**What the task asks**. Please render every line of the entries below as a Markdown table with two columns, Row and Line, numbering the rows and omitting blank lines. Leave the pictures out of your answer.

(Element placement data)

■ ■ ■ ■ ■

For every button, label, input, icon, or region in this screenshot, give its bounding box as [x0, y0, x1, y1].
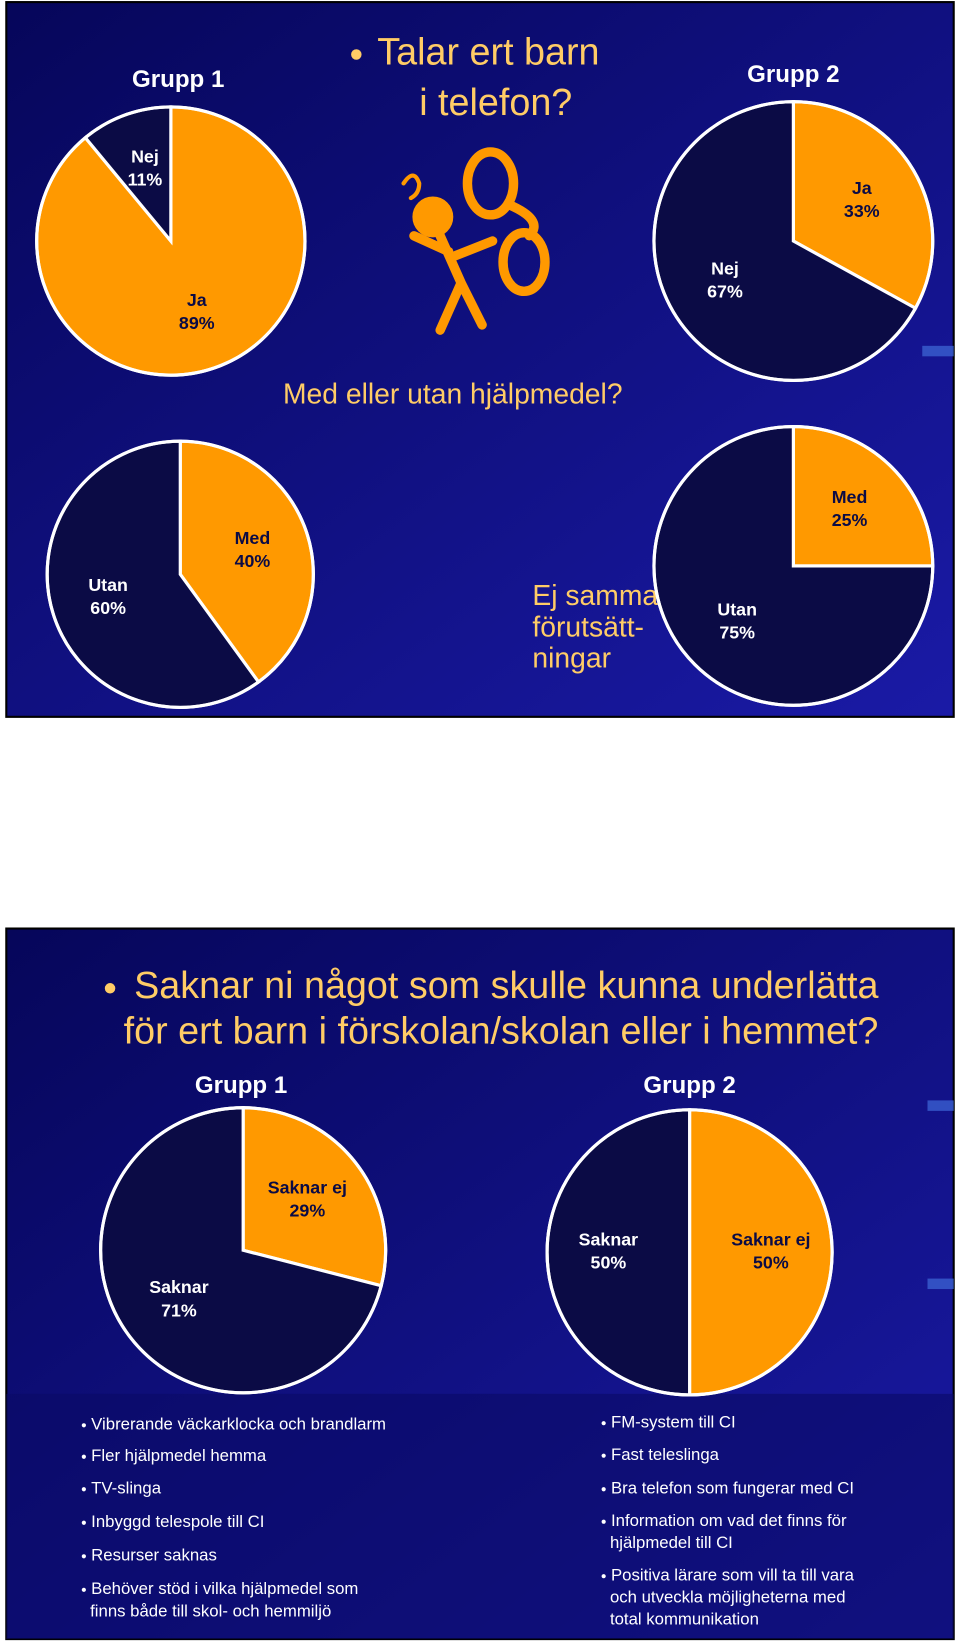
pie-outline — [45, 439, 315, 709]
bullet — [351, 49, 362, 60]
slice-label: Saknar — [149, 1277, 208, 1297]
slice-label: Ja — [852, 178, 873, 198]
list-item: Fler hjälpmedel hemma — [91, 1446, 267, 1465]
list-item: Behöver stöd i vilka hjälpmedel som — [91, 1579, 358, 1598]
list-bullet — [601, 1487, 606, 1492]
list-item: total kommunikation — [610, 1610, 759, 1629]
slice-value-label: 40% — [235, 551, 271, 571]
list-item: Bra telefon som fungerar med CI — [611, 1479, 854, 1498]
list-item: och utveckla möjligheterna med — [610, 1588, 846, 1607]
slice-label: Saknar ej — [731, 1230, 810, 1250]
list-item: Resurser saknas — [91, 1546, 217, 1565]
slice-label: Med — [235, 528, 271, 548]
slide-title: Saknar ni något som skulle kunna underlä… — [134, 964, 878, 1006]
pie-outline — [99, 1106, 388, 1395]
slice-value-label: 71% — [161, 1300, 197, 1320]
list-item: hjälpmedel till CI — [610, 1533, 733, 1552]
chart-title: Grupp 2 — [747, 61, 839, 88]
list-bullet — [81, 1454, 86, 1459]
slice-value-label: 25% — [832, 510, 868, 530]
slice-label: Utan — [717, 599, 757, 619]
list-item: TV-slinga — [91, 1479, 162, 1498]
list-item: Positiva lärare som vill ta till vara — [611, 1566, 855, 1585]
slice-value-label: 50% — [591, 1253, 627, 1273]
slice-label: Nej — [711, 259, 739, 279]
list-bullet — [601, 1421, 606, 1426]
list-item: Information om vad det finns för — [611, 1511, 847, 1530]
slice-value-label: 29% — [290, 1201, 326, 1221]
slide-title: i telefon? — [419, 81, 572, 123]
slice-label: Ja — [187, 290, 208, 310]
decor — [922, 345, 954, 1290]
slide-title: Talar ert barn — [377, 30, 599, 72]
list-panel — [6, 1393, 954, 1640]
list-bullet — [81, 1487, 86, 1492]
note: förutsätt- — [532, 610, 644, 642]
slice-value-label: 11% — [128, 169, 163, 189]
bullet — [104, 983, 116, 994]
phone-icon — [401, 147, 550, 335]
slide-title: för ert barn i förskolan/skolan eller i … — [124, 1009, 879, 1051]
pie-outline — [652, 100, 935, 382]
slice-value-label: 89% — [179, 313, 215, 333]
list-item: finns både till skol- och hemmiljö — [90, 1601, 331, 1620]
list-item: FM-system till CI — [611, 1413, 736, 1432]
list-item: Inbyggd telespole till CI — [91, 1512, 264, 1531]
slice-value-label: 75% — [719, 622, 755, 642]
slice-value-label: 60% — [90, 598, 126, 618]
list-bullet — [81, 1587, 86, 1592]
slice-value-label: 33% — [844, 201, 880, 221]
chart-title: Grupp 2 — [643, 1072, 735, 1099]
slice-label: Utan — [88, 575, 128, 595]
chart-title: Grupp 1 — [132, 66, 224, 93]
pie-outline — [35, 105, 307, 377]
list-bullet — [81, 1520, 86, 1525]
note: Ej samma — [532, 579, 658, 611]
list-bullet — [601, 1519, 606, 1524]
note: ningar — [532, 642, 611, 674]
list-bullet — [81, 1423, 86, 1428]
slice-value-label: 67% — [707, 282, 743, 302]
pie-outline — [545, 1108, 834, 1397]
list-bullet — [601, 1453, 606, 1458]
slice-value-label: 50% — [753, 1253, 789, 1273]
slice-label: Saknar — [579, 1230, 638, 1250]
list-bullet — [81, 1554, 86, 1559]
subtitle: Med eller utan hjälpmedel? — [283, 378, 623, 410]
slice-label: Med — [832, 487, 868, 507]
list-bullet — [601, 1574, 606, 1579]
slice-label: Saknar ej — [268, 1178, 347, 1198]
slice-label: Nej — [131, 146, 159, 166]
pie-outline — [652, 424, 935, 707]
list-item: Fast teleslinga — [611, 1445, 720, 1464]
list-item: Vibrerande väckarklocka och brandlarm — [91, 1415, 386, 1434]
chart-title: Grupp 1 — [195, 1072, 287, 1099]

■ ■ ■ ■ ■

**Response**.
| Row | Line |
|---|---|
| 1 | For every button, label, input, icon, or region in this screenshot, give its bounding box as [x0, y0, x1, y1]. |
| 2 | pie-outline — [45, 439, 315, 709] |
| 3 | bullet — [351, 49, 362, 60] |
| 4 | slice-label: Saknar — [149, 1277, 208, 1297] |
| 5 | slice-label: Ja — [852, 178, 873, 198] |
| 6 | list-item: Fler hjälpmedel hemma — [91, 1446, 267, 1465] |
| 7 | list-item: Behöver stöd i vilka hjälpmedel som — [91, 1579, 358, 1598] |
| 8 | list-bullet — [601, 1487, 606, 1492] |
| 9 | list-item: total kommunikation — [610, 1610, 759, 1629] |
| 10 | slice-value-label: 40% — [235, 551, 271, 571] |
| 11 | list-item: Bra telefon som fungerar med CI — [611, 1479, 854, 1498] |
| 12 | list-item: och utveckla möjligheterna med — [610, 1588, 846, 1607] |
| 13 | slice-label: Saknar ej — [731, 1230, 810, 1250] |
| 14 | list-item: Resurser saknas — [91, 1546, 217, 1565] |
| 15 | slice-label: Med — [235, 528, 271, 548] |
| 16 | slide-title: Saknar ni något som skulle kunna underlä… — [134, 964, 878, 1006] |
| 17 | pie-outline — [99, 1106, 388, 1395] |
| 18 | slice-value-label: 71% — [161, 1300, 197, 1320] |
| 19 | list-item: hjälpmedel till CI — [610, 1533, 733, 1552] |
| 20 | chart-title: Grupp 2 — [747, 61, 839, 88] |
| 21 | list-bullet — [81, 1454, 86, 1459] |
| 22 | slice-value-label: 25% — [832, 510, 868, 530] |
| 23 | slice-label: Utan — [717, 599, 757, 619] |
| 24 | list-item: TV-slinga — [91, 1479, 162, 1498] |
| 25 | list-item: Positiva lärare som vill ta till vara — [611, 1566, 855, 1585] |
| 26 | slice-value-label: 50% — [591, 1253, 627, 1273] |
| 27 | slice-label: Nej — [711, 259, 739, 279] |
| 28 | list-bullet — [601, 1421, 606, 1426] |
| 29 | list-item: Information om vad det finns för — [611, 1511, 847, 1530] |
| 30 | slice-value-label: 29% — [290, 1201, 326, 1221] |
| 31 | slide-title: i telefon? — [419, 81, 572, 123] |
| 32 | slice-label: Ja — [187, 290, 208, 310] |
| 33 | decor — [922, 345, 954, 1290] |
| 34 | slide-title: Talar ert barn — [377, 30, 599, 72] |
| 35 | list-panel — [6, 1393, 954, 1640] |
| 36 | list-bullet — [81, 1487, 86, 1492] |
| 37 | note: förutsätt- — [532, 610, 644, 642] |
| 38 | slice-value-label: 11% — [128, 169, 163, 189] |
| 39 | bullet — [104, 983, 116, 994] |
| 40 | phone-icon — [401, 147, 550, 335] |
| 41 | slide-title: för ert barn i förskolan/skolan eller i … — [124, 1009, 879, 1051] |
| 42 | pie-outline — [652, 100, 935, 382] |
| 43 | slice-value-label: 89% — [179, 313, 215, 333] |
| 44 | list-item: finns både till skol- och hemmiljö — [90, 1601, 331, 1620] |
| 45 | list-item: FM-system till CI — [611, 1413, 736, 1432] |
| 46 | list-item: Inbyggd telespole till CI — [91, 1512, 264, 1531] |
| 47 | slice-value-label: 75% — [719, 622, 755, 642] |
| 48 | slice-value-label: 60% — [90, 598, 126, 618] |
| 49 | list-bullet — [81, 1587, 86, 1592] |
| 50 | slice-value-label: 33% — [844, 201, 880, 221] |
| 51 | chart-title: Grupp 2 — [643, 1072, 735, 1099] |
| 52 | slice-label: Utan — [88, 575, 128, 595] |
| 53 | chart-title: Grupp 1 — [132, 66, 224, 93] |
| 54 | pie-outline — [35, 105, 307, 377] |
| 55 | list-bullet — [81, 1520, 86, 1525] |
| 56 | note: Ej samma — [532, 579, 658, 611] |
| 57 | list-bullet — [601, 1519, 606, 1524] |
| 58 | note: ningar — [532, 642, 611, 674] |
| 59 | list-bullet — [81, 1423, 86, 1428] |
| 60 | slice-value-label: 67% — [707, 282, 743, 302] |
| 61 | pie-outline — [545, 1108, 834, 1397] |
| 62 | list-bullet — [601, 1453, 606, 1458] |
| 63 | slice-value-label: 50% — [753, 1253, 789, 1273] |
| 64 | slice-label: Saknar — [579, 1230, 638, 1250] |
| 65 | list-bullet — [81, 1554, 86, 1559] |
| 66 | subtitle: Med eller utan hjälpmedel? — [283, 378, 623, 410] |
| 67 | slice-label: Med — [832, 487, 868, 507] |
| 68 | list-bullet — [601, 1574, 606, 1579] |
| 69 | slice-label: Saknar ej — [268, 1178, 347, 1198] |
| 70 | slice-label: Nej — [131, 146, 159, 166] |
| 71 | pie-outline — [652, 424, 935, 707] |
| 72 | list-item: Fast teleslinga — [611, 1445, 720, 1464] |
| 73 | list-item: Vibrerande väckarklocka och brandlarm — [91, 1415, 386, 1434] |
| 74 | chart-title: Grupp 1 — [195, 1072, 287, 1099] |